Task statement: How many lines of these records hold the string "Gopher"? Reply with the number alone.

Dataset entries:
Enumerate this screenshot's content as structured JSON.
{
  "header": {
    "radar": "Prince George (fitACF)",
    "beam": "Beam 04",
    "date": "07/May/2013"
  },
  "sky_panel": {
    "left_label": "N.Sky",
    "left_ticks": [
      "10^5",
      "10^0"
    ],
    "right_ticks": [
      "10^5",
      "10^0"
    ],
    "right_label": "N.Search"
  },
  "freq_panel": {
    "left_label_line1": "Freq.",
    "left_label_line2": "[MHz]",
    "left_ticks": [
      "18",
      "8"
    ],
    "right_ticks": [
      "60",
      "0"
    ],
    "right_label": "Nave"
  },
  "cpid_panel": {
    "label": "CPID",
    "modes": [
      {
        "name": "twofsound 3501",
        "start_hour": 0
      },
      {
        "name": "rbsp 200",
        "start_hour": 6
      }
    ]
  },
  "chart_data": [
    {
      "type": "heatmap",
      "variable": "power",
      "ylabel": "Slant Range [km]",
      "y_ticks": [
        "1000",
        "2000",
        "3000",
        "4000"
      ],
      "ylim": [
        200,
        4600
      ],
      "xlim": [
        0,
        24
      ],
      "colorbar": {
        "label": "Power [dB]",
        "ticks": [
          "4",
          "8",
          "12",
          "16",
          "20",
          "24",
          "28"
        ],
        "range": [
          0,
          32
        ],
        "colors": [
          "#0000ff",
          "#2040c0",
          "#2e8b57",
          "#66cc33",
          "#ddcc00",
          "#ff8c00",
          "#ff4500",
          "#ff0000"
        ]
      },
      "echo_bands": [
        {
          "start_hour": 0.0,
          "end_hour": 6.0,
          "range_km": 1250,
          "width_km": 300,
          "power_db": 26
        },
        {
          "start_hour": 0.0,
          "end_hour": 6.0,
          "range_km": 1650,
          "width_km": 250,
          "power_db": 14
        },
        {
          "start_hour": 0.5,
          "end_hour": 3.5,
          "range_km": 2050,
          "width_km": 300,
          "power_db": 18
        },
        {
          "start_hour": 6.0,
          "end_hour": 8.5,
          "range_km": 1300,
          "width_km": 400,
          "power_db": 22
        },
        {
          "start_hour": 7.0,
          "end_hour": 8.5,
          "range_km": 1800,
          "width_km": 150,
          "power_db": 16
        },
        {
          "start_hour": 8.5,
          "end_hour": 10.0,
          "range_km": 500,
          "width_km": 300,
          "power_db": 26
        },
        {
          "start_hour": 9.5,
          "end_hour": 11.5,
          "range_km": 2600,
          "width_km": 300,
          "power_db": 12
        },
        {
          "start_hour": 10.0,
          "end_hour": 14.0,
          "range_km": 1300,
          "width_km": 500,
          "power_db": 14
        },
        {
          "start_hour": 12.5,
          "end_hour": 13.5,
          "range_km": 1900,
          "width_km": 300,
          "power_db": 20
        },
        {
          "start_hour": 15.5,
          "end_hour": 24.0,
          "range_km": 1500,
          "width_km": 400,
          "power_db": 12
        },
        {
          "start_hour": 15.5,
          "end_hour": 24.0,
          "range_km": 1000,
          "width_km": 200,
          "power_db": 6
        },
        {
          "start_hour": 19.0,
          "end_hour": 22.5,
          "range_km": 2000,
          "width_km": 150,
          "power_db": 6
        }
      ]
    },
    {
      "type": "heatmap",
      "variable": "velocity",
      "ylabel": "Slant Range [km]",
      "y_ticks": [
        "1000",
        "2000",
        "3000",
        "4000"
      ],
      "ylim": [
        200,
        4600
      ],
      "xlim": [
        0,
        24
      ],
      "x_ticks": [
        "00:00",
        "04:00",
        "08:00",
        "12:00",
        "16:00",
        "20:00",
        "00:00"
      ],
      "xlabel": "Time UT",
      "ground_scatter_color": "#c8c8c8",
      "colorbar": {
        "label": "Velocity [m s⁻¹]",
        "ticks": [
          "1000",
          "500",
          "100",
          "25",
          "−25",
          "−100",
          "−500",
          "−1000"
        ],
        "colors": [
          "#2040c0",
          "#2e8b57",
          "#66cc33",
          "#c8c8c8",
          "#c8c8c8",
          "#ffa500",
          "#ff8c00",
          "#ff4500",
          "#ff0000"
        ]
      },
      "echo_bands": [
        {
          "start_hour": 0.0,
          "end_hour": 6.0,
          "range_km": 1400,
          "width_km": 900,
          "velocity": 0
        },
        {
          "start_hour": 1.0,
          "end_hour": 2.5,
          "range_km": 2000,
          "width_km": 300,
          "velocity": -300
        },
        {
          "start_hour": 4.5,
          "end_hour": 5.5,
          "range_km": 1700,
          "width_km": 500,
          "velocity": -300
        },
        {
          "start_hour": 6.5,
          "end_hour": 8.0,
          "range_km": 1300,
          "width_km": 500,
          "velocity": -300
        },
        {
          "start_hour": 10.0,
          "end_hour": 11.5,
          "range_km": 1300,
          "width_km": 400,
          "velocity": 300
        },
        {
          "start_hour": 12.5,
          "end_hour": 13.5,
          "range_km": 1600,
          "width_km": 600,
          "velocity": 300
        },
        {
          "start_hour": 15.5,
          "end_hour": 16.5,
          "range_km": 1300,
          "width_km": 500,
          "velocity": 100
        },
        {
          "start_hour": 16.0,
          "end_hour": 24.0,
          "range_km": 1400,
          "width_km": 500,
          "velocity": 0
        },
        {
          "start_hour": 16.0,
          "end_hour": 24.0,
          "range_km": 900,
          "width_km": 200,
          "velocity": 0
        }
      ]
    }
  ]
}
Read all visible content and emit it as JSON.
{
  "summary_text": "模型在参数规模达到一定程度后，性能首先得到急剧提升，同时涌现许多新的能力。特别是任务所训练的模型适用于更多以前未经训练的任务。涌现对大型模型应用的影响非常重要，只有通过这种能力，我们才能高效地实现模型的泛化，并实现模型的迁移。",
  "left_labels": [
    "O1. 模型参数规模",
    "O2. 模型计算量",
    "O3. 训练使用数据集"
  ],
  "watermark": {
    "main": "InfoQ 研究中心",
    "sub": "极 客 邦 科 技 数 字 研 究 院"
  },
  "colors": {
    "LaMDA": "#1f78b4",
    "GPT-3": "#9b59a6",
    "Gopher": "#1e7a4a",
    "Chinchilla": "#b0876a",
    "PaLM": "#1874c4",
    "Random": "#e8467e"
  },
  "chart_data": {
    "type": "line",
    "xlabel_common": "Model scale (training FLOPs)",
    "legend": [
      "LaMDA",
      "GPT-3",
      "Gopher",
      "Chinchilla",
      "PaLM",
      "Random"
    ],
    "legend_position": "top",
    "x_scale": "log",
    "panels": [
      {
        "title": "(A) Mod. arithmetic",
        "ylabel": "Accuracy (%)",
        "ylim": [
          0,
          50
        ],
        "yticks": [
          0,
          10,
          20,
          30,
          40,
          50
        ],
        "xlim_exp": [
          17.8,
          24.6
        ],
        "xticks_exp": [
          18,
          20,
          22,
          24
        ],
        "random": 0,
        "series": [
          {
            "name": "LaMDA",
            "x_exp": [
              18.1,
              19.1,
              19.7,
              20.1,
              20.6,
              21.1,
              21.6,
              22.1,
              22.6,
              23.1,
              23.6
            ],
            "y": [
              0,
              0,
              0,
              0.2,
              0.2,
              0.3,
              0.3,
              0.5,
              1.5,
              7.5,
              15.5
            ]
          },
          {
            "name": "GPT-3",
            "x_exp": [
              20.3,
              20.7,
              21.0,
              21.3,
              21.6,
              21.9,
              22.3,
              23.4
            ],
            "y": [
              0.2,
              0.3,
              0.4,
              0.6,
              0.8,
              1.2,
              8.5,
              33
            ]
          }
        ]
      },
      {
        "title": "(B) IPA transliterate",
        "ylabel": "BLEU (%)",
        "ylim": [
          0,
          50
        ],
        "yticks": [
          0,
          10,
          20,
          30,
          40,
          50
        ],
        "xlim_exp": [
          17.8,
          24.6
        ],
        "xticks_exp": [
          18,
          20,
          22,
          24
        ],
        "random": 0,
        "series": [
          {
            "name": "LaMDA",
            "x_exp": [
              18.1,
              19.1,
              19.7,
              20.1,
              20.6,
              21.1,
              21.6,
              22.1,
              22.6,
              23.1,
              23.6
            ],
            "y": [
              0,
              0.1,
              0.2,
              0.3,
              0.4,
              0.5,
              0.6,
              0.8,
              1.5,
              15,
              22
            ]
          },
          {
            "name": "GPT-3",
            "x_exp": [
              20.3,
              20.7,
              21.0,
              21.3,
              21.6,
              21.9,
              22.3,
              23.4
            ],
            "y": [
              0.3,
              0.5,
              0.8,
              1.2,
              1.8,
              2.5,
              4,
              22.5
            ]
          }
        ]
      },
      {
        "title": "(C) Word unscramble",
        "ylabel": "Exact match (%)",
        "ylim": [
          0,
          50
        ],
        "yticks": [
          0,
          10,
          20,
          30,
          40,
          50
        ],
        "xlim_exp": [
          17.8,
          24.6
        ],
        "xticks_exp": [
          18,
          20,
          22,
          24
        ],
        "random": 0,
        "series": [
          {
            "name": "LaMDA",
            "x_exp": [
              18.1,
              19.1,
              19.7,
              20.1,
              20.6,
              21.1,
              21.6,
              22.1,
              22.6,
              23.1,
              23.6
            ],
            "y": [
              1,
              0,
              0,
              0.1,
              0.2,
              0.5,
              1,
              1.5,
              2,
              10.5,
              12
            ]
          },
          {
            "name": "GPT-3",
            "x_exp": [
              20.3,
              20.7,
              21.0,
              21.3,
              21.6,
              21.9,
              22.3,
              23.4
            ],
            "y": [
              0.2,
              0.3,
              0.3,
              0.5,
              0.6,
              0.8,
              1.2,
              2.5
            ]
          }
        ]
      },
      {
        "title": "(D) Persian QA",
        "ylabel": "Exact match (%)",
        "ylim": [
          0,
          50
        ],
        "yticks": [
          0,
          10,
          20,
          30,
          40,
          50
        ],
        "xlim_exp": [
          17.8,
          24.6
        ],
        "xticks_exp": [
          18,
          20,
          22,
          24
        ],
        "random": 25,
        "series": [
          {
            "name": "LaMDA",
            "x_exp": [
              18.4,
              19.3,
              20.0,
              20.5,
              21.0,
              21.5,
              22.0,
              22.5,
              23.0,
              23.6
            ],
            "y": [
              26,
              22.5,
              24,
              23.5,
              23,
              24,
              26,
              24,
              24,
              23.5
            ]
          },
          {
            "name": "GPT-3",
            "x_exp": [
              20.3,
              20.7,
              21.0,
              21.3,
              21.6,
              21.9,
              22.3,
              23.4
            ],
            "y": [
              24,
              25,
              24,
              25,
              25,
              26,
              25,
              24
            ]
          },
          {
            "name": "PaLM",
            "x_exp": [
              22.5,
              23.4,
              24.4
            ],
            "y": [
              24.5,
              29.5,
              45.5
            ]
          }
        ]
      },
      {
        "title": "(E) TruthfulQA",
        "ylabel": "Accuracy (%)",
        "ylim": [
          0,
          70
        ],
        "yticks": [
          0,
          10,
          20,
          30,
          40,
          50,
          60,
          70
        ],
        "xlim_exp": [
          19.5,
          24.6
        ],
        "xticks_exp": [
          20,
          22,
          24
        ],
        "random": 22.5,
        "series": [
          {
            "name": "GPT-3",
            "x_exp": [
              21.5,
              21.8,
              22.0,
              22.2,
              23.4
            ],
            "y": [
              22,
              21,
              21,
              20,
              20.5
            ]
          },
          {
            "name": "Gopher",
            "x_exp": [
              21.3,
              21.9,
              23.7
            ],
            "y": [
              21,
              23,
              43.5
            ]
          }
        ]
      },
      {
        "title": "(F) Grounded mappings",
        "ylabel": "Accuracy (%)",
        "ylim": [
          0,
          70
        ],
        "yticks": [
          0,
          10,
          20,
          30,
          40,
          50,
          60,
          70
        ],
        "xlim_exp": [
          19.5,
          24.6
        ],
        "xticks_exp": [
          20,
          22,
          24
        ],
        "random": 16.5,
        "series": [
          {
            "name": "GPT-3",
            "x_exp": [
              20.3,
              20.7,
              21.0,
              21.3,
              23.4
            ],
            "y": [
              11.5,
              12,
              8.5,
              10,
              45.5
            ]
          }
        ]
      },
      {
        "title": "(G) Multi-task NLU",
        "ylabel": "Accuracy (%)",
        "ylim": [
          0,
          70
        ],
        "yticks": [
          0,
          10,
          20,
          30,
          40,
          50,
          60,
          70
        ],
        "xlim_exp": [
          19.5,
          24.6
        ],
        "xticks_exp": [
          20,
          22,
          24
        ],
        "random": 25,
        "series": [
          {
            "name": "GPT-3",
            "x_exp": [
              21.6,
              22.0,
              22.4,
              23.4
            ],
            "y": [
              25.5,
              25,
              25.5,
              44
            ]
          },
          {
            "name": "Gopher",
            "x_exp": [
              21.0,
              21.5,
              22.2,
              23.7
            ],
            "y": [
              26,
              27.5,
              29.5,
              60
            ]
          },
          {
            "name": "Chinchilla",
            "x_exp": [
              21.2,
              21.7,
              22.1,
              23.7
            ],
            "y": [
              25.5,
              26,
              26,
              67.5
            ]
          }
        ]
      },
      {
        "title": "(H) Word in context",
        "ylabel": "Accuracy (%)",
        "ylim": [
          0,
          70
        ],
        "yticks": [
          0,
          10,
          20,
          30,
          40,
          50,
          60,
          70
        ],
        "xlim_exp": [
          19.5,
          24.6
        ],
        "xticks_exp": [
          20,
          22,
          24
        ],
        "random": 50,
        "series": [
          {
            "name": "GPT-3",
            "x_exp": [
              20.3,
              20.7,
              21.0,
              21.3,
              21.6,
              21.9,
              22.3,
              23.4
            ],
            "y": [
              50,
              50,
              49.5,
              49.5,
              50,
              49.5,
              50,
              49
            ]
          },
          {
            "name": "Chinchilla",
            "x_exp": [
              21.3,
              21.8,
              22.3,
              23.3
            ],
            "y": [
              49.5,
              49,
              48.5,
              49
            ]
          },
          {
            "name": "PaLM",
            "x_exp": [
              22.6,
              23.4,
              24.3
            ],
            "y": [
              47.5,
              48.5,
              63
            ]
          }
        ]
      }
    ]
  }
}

Solution for this task: 4